Can you return, unchanged, the lines from the one that contains "Read all visible content and emit it as JSON." to the last line, with the pictures left out?

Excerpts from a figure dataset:

start

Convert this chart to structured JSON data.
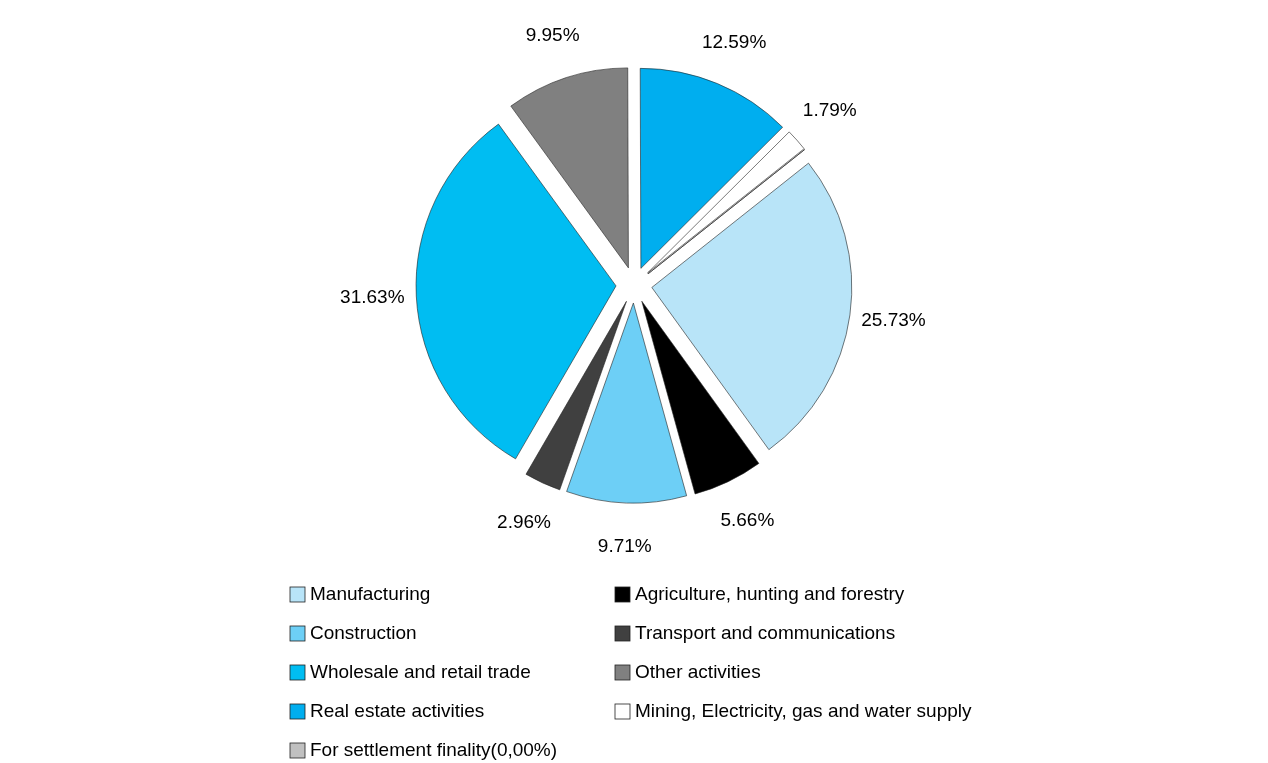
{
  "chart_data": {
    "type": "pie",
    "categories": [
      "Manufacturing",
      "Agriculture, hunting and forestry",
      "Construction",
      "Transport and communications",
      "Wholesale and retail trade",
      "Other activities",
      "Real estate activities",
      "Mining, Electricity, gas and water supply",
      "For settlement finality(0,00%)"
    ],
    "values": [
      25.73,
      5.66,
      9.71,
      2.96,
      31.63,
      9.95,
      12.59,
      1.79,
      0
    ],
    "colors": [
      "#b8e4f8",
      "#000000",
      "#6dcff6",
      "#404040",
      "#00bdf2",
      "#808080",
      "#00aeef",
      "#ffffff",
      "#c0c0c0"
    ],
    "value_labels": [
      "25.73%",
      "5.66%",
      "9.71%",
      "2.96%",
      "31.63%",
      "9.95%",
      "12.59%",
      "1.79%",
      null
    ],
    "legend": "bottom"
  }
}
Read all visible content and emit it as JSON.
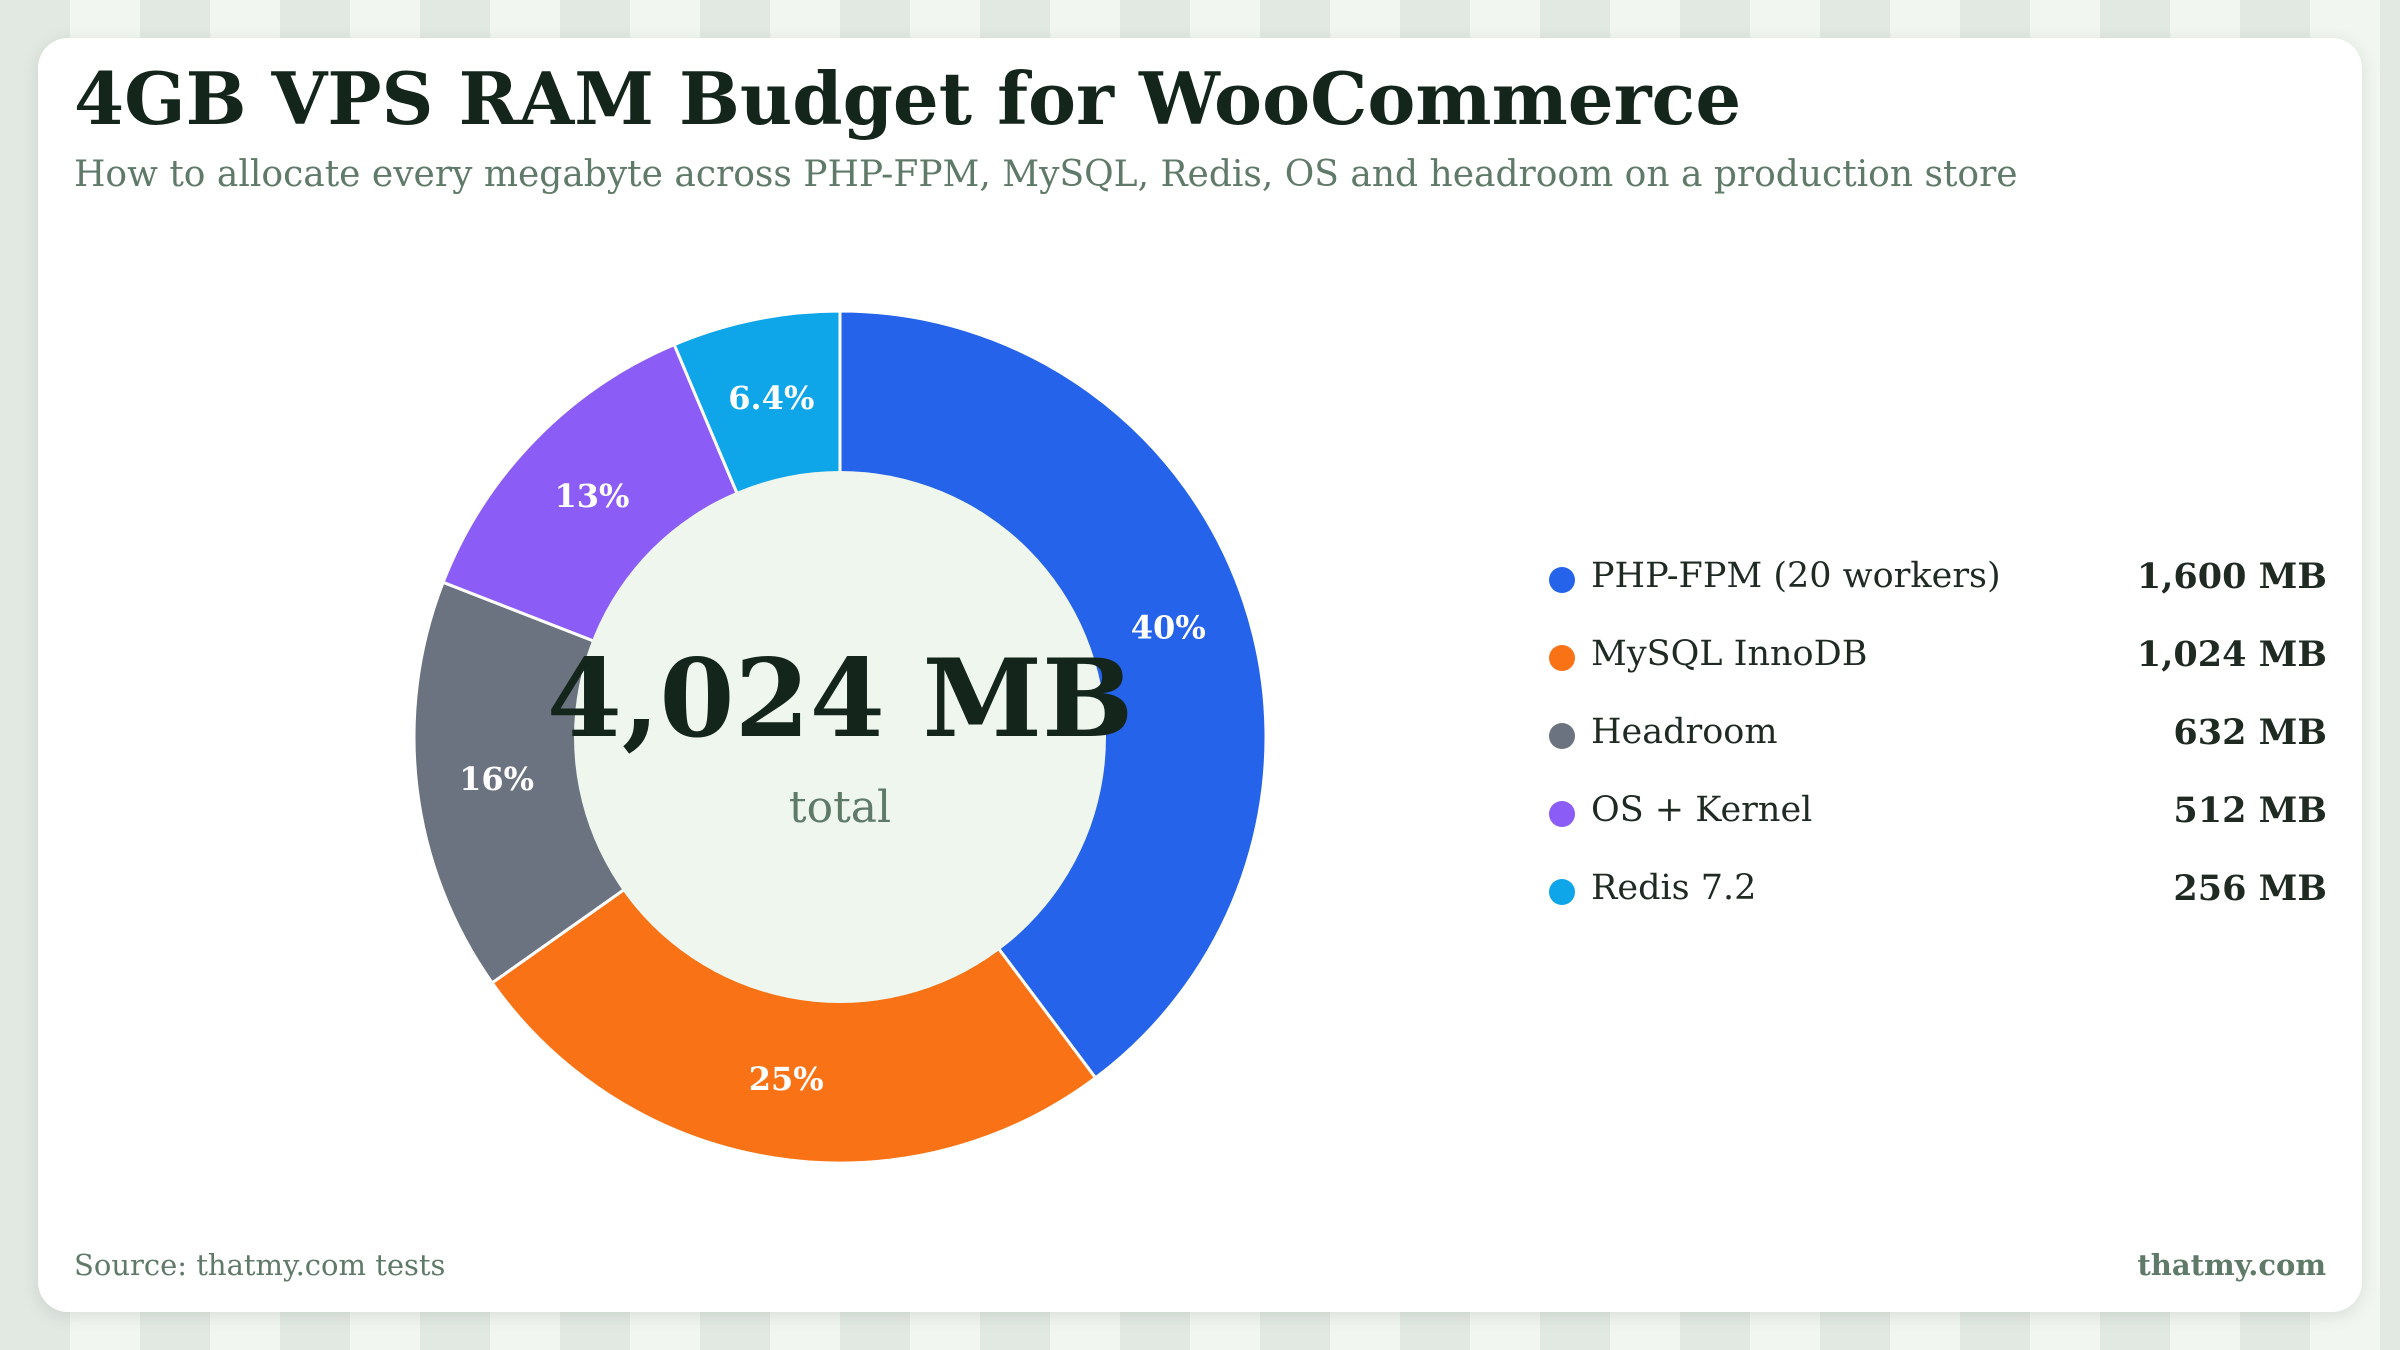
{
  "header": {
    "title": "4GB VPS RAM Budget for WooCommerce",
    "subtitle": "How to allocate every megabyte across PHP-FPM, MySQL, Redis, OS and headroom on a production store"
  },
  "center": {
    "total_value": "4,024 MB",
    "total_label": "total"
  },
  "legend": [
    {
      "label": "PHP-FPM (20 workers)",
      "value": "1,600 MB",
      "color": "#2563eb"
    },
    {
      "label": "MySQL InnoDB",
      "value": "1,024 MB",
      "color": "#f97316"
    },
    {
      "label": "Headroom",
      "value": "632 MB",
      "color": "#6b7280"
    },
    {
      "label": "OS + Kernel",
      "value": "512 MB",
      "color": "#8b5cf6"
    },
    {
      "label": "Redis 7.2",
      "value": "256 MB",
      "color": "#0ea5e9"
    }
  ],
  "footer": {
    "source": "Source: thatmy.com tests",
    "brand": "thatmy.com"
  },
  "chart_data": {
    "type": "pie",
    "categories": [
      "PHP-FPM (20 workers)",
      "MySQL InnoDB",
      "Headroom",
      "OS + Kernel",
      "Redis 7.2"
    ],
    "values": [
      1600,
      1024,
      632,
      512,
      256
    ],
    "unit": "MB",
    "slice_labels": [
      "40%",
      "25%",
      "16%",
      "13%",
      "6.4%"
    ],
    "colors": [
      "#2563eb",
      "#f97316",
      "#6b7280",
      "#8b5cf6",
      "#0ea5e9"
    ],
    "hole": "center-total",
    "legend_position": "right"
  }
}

end

Answer to the exercise:
Read all visible content and emit it as JSON.
{
  "header": {
    "title": "4GB VPS RAM Budget for WooCommerce",
    "subtitle": "How to allocate every megabyte across PHP-FPM, MySQL, Redis, OS and headroom on a production store"
  },
  "center": {
    "total_value": "4,024 MB",
    "total_label": "total"
  },
  "legend": [
    {
      "label": "PHP-FPM (20 workers)",
      "value": "1,600 MB",
      "color": "#2563eb"
    },
    {
      "label": "MySQL InnoDB",
      "value": "1,024 MB",
      "color": "#f97316"
    },
    {
      "label": "Headroom",
      "value": "632 MB",
      "color": "#6b7280"
    },
    {
      "label": "OS + Kernel",
      "value": "512 MB",
      "color": "#8b5cf6"
    },
    {
      "label": "Redis 7.2",
      "value": "256 MB",
      "color": "#0ea5e9"
    }
  ],
  "footer": {
    "source": "Source: thatmy.com tests",
    "brand": "thatmy.com"
  },
  "chart_data": {
    "type": "pie",
    "categories": [
      "PHP-FPM (20 workers)",
      "MySQL InnoDB",
      "Headroom",
      "OS + Kernel",
      "Redis 7.2"
    ],
    "values": [
      1600,
      1024,
      632,
      512,
      256
    ],
    "unit": "MB",
    "slice_labels": [
      "40%",
      "25%",
      "16%",
      "13%",
      "6.4%"
    ],
    "colors": [
      "#2563eb",
      "#f97316",
      "#6b7280",
      "#8b5cf6",
      "#0ea5e9"
    ],
    "hole": "center-total",
    "legend_position": "right"
  }
}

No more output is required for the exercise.